Figure data in JSON
►

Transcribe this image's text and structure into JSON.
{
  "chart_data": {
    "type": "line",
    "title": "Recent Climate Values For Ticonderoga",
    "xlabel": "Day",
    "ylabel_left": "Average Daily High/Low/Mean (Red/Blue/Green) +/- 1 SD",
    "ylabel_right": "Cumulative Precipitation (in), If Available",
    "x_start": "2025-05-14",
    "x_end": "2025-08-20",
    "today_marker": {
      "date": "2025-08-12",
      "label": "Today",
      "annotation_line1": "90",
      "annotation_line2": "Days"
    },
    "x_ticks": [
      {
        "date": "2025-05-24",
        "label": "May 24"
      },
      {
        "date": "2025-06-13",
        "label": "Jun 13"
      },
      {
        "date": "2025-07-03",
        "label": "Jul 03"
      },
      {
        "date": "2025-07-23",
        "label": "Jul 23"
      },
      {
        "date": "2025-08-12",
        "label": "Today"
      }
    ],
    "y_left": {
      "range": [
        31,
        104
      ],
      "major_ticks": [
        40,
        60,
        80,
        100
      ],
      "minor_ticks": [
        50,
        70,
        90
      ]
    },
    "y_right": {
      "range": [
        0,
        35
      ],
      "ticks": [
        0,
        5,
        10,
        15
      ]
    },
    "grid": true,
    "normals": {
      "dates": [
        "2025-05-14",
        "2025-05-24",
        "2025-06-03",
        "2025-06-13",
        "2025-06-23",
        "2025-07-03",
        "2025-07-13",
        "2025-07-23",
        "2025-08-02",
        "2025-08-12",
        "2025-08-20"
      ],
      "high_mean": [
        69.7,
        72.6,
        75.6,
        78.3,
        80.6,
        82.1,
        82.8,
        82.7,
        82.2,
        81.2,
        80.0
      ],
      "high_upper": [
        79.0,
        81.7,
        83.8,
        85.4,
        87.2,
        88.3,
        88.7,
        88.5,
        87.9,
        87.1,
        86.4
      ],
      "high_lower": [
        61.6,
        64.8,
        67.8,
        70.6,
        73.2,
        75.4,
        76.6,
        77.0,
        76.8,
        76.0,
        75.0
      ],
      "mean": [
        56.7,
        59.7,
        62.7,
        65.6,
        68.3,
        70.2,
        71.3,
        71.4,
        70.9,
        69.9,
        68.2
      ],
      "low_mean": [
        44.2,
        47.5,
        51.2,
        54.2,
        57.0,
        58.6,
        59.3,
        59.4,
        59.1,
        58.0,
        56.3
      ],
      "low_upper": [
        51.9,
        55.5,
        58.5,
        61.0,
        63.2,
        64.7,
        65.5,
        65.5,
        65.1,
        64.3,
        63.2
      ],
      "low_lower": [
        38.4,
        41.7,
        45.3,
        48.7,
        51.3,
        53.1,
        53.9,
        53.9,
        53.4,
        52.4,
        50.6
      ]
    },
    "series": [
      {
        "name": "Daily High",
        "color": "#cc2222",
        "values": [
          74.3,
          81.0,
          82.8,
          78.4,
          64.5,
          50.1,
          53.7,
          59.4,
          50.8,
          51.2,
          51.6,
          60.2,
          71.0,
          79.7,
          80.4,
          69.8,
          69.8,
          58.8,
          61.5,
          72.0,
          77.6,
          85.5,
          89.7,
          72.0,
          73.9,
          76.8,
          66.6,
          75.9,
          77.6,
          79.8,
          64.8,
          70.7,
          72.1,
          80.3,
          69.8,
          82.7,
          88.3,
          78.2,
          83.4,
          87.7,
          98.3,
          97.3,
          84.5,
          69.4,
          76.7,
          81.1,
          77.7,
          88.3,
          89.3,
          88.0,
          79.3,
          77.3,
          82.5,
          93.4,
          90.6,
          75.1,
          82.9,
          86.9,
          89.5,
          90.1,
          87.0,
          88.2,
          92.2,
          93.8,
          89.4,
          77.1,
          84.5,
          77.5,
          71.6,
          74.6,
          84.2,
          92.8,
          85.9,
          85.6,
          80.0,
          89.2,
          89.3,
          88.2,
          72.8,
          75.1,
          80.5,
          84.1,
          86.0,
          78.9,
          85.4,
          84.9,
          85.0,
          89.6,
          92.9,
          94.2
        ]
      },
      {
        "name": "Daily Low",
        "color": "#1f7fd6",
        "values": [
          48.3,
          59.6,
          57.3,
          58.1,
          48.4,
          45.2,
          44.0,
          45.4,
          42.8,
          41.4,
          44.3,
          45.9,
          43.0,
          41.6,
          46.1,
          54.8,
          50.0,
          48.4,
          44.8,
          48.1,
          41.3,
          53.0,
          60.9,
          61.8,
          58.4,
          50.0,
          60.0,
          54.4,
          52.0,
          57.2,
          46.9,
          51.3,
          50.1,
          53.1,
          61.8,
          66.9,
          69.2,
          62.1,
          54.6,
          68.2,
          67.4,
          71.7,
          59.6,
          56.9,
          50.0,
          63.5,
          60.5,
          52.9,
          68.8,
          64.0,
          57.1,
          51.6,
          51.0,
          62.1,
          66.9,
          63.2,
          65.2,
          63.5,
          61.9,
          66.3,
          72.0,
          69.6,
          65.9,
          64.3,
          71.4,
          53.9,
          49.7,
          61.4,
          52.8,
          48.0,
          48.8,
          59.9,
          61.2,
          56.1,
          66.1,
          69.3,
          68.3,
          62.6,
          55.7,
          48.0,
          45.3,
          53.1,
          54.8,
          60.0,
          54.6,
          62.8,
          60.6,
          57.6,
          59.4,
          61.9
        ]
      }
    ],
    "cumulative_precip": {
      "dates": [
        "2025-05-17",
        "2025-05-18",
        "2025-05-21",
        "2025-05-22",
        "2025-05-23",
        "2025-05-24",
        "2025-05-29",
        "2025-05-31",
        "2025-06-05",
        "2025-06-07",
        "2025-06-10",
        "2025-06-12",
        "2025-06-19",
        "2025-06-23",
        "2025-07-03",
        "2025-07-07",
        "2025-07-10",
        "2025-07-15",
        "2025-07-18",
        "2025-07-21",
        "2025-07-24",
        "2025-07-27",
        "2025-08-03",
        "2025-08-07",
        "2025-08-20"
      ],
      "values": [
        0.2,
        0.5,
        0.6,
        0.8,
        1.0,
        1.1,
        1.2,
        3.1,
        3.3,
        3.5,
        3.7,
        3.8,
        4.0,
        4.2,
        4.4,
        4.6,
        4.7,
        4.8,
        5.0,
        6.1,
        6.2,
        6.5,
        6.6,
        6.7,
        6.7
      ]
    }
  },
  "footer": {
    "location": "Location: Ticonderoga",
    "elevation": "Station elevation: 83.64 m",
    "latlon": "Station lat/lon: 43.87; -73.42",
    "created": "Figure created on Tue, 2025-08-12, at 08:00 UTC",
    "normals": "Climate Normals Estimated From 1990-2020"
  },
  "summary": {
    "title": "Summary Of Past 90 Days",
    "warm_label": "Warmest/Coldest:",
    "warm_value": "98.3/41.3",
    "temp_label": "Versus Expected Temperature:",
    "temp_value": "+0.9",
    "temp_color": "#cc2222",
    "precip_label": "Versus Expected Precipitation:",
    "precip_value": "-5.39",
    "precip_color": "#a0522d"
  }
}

◄

Print the whole listing exactly as it is.

* Result of the task
Transcribe this image's text and structure into JSON.
{
  "chart_data": {
    "type": "line",
    "title": "Recent Climate Values For Ticonderoga",
    "xlabel": "Day",
    "ylabel_left": "Average Daily High/Low/Mean (Red/Blue/Green) +/- 1 SD",
    "ylabel_right": "Cumulative Precipitation (in), If Available",
    "x_start": "2025-05-14",
    "x_end": "2025-08-20",
    "today_marker": {
      "date": "2025-08-12",
      "label": "Today",
      "annotation_line1": "90",
      "annotation_line2": "Days"
    },
    "x_ticks": [
      {
        "date": "2025-05-24",
        "label": "May 24"
      },
      {
        "date": "2025-06-13",
        "label": "Jun 13"
      },
      {
        "date": "2025-07-03",
        "label": "Jul 03"
      },
      {
        "date": "2025-07-23",
        "label": "Jul 23"
      },
      {
        "date": "2025-08-12",
        "label": "Today"
      }
    ],
    "y_left": {
      "range": [
        31,
        104
      ],
      "major_ticks": [
        40,
        60,
        80,
        100
      ],
      "minor_ticks": [
        50,
        70,
        90
      ]
    },
    "y_right": {
      "range": [
        0,
        35
      ],
      "ticks": [
        0,
        5,
        10,
        15
      ]
    },
    "grid": true,
    "normals": {
      "dates": [
        "2025-05-14",
        "2025-05-24",
        "2025-06-03",
        "2025-06-13",
        "2025-06-23",
        "2025-07-03",
        "2025-07-13",
        "2025-07-23",
        "2025-08-02",
        "2025-08-12",
        "2025-08-20"
      ],
      "high_mean": [
        69.7,
        72.6,
        75.6,
        78.3,
        80.6,
        82.1,
        82.8,
        82.7,
        82.2,
        81.2,
        80.0
      ],
      "high_upper": [
        79.0,
        81.7,
        83.8,
        85.4,
        87.2,
        88.3,
        88.7,
        88.5,
        87.9,
        87.1,
        86.4
      ],
      "high_lower": [
        61.6,
        64.8,
        67.8,
        70.6,
        73.2,
        75.4,
        76.6,
        77.0,
        76.8,
        76.0,
        75.0
      ],
      "mean": [
        56.7,
        59.7,
        62.7,
        65.6,
        68.3,
        70.2,
        71.3,
        71.4,
        70.9,
        69.9,
        68.2
      ],
      "low_mean": [
        44.2,
        47.5,
        51.2,
        54.2,
        57.0,
        58.6,
        59.3,
        59.4,
        59.1,
        58.0,
        56.3
      ],
      "low_upper": [
        51.9,
        55.5,
        58.5,
        61.0,
        63.2,
        64.7,
        65.5,
        65.5,
        65.1,
        64.3,
        63.2
      ],
      "low_lower": [
        38.4,
        41.7,
        45.3,
        48.7,
        51.3,
        53.1,
        53.9,
        53.9,
        53.4,
        52.4,
        50.6
      ]
    },
    "series": [
      {
        "name": "Daily High",
        "color": "#cc2222",
        "values": [
          74.3,
          81.0,
          82.8,
          78.4,
          64.5,
          50.1,
          53.7,
          59.4,
          50.8,
          51.2,
          51.6,
          60.2,
          71.0,
          79.7,
          80.4,
          69.8,
          69.8,
          58.8,
          61.5,
          72.0,
          77.6,
          85.5,
          89.7,
          72.0,
          73.9,
          76.8,
          66.6,
          75.9,
          77.6,
          79.8,
          64.8,
          70.7,
          72.1,
          80.3,
          69.8,
          82.7,
          88.3,
          78.2,
          83.4,
          87.7,
          98.3,
          97.3,
          84.5,
          69.4,
          76.7,
          81.1,
          77.7,
          88.3,
          89.3,
          88.0,
          79.3,
          77.3,
          82.5,
          93.4,
          90.6,
          75.1,
          82.9,
          86.9,
          89.5,
          90.1,
          87.0,
          88.2,
          92.2,
          93.8,
          89.4,
          77.1,
          84.5,
          77.5,
          71.6,
          74.6,
          84.2,
          92.8,
          85.9,
          85.6,
          80.0,
          89.2,
          89.3,
          88.2,
          72.8,
          75.1,
          80.5,
          84.1,
          86.0,
          78.9,
          85.4,
          84.9,
          85.0,
          89.6,
          92.9,
          94.2
        ]
      },
      {
        "name": "Daily Low",
        "color": "#1f7fd6",
        "values": [
          48.3,
          59.6,
          57.3,
          58.1,
          48.4,
          45.2,
          44.0,
          45.4,
          42.8,
          41.4,
          44.3,
          45.9,
          43.0,
          41.6,
          46.1,
          54.8,
          50.0,
          48.4,
          44.8,
          48.1,
          41.3,
          53.0,
          60.9,
          61.8,
          58.4,
          50.0,
          60.0,
          54.4,
          52.0,
          57.2,
          46.9,
          51.3,
          50.1,
          53.1,
          61.8,
          66.9,
          69.2,
          62.1,
          54.6,
          68.2,
          67.4,
          71.7,
          59.6,
          56.9,
          50.0,
          63.5,
          60.5,
          52.9,
          68.8,
          64.0,
          57.1,
          51.6,
          51.0,
          62.1,
          66.9,
          63.2,
          65.2,
          63.5,
          61.9,
          66.3,
          72.0,
          69.6,
          65.9,
          64.3,
          71.4,
          53.9,
          49.7,
          61.4,
          52.8,
          48.0,
          48.8,
          59.9,
          61.2,
          56.1,
          66.1,
          69.3,
          68.3,
          62.6,
          55.7,
          48.0,
          45.3,
          53.1,
          54.8,
          60.0,
          54.6,
          62.8,
          60.6,
          57.6,
          59.4,
          61.9
        ]
      }
    ],
    "cumulative_precip": {
      "dates": [
        "2025-05-17",
        "2025-05-18",
        "2025-05-21",
        "2025-05-22",
        "2025-05-23",
        "2025-05-24",
        "2025-05-29",
        "2025-05-31",
        "2025-06-05",
        "2025-06-07",
        "2025-06-10",
        "2025-06-12",
        "2025-06-19",
        "2025-06-23",
        "2025-07-03",
        "2025-07-07",
        "2025-07-10",
        "2025-07-15",
        "2025-07-18",
        "2025-07-21",
        "2025-07-24",
        "2025-07-27",
        "2025-08-03",
        "2025-08-07",
        "2025-08-20"
      ],
      "values": [
        0.2,
        0.5,
        0.6,
        0.8,
        1.0,
        1.1,
        1.2,
        3.1,
        3.3,
        3.5,
        3.7,
        3.8,
        4.0,
        4.2,
        4.4,
        4.6,
        4.7,
        4.8,
        5.0,
        6.1,
        6.2,
        6.5,
        6.6,
        6.7,
        6.7
      ]
    }
  },
  "footer": {
    "location": "Location: Ticonderoga",
    "elevation": "Station elevation: 83.64 m",
    "latlon": "Station lat/lon: 43.87; -73.42",
    "created": "Figure created on Tue, 2025-08-12, at 08:00 UTC",
    "normals": "Climate Normals Estimated From 1990-2020"
  },
  "summary": {
    "title": "Summary Of Past 90 Days",
    "warm_label": "Warmest/Coldest:",
    "warm_value": "98.3/41.3",
    "temp_label": "Versus Expected Temperature:",
    "temp_value": "+0.9",
    "temp_color": "#cc2222",
    "precip_label": "Versus Expected Precipitation:",
    "precip_value": "-5.39",
    "precip_color": "#a0522d"
  }
}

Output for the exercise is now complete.